::: Listed entries :::

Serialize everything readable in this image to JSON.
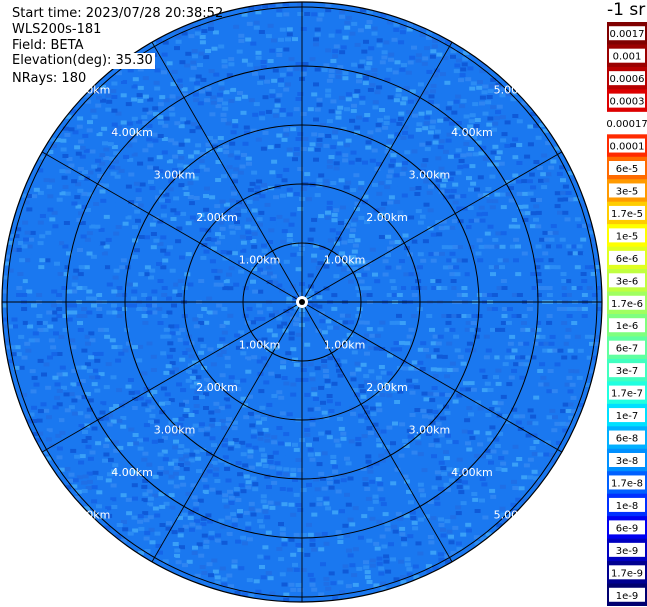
{
  "header": {
    "start_time": "Start time: 2023/07/28 20:38:52",
    "instrument": "WLS200s-181",
    "field": "Field: BETA",
    "elevation": "Elevation(deg): 35.30",
    "nrays": "NRays: 180"
  },
  "ppi": {
    "range_rings": [
      {
        "label": "1.00km"
      },
      {
        "label": "2.00km"
      },
      {
        "label": "3.00km"
      },
      {
        "label": "4.00km"
      },
      {
        "label": "5.00km"
      }
    ],
    "spoke_count": 12
  },
  "colorbar": {
    "unit_label": "-1 sr",
    "entries": [
      {
        "label": "0.0017",
        "color": "#800000"
      },
      {
        "label": "0.001",
        "color": "#9a0000"
      },
      {
        "label": "0.0006",
        "color": "#b80000"
      },
      {
        "label": "0.0003",
        "color": "#dd0000"
      },
      {
        "label": "0.00017",
        "color": "#ffffff"
      },
      {
        "label": "0.0001",
        "color": "#ff2a00"
      },
      {
        "label": "6e-5",
        "color": "#ff6a00"
      },
      {
        "label": "3e-5",
        "color": "#ff9a00"
      },
      {
        "label": "1.7e-5",
        "color": "#ffcc00"
      },
      {
        "label": "1e-5",
        "color": "#ffff00"
      },
      {
        "label": "6e-6",
        "color": "#e0ff20"
      },
      {
        "label": "3e-6",
        "color": "#c0ff40"
      },
      {
        "label": "1.7e-6",
        "color": "#a0ff60"
      },
      {
        "label": "1e-6",
        "color": "#7fff7f"
      },
      {
        "label": "6e-7",
        "color": "#60ffa0"
      },
      {
        "label": "3e-7",
        "color": "#40ffc0"
      },
      {
        "label": "1.7e-7",
        "color": "#20ffe0"
      },
      {
        "label": "1e-7",
        "color": "#00e0ff"
      },
      {
        "label": "6e-8",
        "color": "#00b0ff"
      },
      {
        "label": "3e-8",
        "color": "#0090ff"
      },
      {
        "label": "1.7e-8",
        "color": "#0060ff"
      },
      {
        "label": "1e-8",
        "color": "#0030ff"
      },
      {
        "label": "6e-9",
        "color": "#0000f0"
      },
      {
        "label": "3e-9",
        "color": "#0000c0"
      },
      {
        "label": "1.7e-9",
        "color": "#000090"
      },
      {
        "label": "1e-9",
        "color": "#000070"
      }
    ]
  }
}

:::

### Given request
Reproduce the material word for word. Any pictures should be left out of the copy.

### Solution for this task
Serialize everything readable in this image to JSON.
{
  "header": {
    "start_time": "Start time: 2023/07/28 20:38:52",
    "instrument": "WLS200s-181",
    "field": "Field: BETA",
    "elevation": "Elevation(deg): 35.30",
    "nrays": "NRays: 180"
  },
  "ppi": {
    "range_rings": [
      {
        "label": "1.00km"
      },
      {
        "label": "2.00km"
      },
      {
        "label": "3.00km"
      },
      {
        "label": "4.00km"
      },
      {
        "label": "5.00km"
      }
    ],
    "spoke_count": 12
  },
  "colorbar": {
    "unit_label": "-1 sr",
    "entries": [
      {
        "label": "0.0017",
        "color": "#800000"
      },
      {
        "label": "0.001",
        "color": "#9a0000"
      },
      {
        "label": "0.0006",
        "color": "#b80000"
      },
      {
        "label": "0.0003",
        "color": "#dd0000"
      },
      {
        "label": "0.00017",
        "color": "#ffffff"
      },
      {
        "label": "0.0001",
        "color": "#ff2a00"
      },
      {
        "label": "6e-5",
        "color": "#ff6a00"
      },
      {
        "label": "3e-5",
        "color": "#ff9a00"
      },
      {
        "label": "1.7e-5",
        "color": "#ffcc00"
      },
      {
        "label": "1e-5",
        "color": "#ffff00"
      },
      {
        "label": "6e-6",
        "color": "#e0ff20"
      },
      {
        "label": "3e-6",
        "color": "#c0ff40"
      },
      {
        "label": "1.7e-6",
        "color": "#a0ff60"
      },
      {
        "label": "1e-6",
        "color": "#7fff7f"
      },
      {
        "label": "6e-7",
        "color": "#60ffa0"
      },
      {
        "label": "3e-7",
        "color": "#40ffc0"
      },
      {
        "label": "1.7e-7",
        "color": "#20ffe0"
      },
      {
        "label": "1e-7",
        "color": "#00e0ff"
      },
      {
        "label": "6e-8",
        "color": "#00b0ff"
      },
      {
        "label": "3e-8",
        "color": "#0090ff"
      },
      {
        "label": "1.7e-8",
        "color": "#0060ff"
      },
      {
        "label": "1e-8",
        "color": "#0030ff"
      },
      {
        "label": "6e-9",
        "color": "#0000f0"
      },
      {
        "label": "3e-9",
        "color": "#0000c0"
      },
      {
        "label": "1.7e-9",
        "color": "#000090"
      },
      {
        "label": "1e-9",
        "color": "#000070"
      }
    ]
  }
}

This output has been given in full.